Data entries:
--------------------------------------------------

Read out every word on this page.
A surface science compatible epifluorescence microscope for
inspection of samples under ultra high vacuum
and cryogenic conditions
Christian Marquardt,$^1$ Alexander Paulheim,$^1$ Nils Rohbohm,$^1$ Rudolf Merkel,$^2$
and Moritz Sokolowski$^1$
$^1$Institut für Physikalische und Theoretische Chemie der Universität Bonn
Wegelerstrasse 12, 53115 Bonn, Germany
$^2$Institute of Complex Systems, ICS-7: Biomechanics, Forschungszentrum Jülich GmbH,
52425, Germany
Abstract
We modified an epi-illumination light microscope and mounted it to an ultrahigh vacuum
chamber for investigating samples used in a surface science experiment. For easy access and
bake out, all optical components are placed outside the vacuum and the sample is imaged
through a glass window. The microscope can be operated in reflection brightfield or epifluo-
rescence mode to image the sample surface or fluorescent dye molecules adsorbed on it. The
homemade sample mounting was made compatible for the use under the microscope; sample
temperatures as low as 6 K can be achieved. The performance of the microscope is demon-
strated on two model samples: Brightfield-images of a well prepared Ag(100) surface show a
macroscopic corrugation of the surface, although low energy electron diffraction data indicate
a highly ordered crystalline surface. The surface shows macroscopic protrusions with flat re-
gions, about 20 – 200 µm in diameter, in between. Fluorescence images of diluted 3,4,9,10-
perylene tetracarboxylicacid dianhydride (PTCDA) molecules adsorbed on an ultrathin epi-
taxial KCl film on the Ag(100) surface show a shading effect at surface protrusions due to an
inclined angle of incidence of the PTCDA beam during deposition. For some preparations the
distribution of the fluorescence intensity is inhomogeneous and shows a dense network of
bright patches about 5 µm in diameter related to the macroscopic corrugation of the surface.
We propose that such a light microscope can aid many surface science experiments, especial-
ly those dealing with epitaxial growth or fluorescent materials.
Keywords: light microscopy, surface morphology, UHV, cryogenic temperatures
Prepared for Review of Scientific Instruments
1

--------------------------------------------------

** WRITTEN PROBLEM **
Track down every line with the word "Germany" and copy it.

** FINAL ANSWER **
Wegelerstrasse 12, 53115 Bonn, Germany
52425, Germany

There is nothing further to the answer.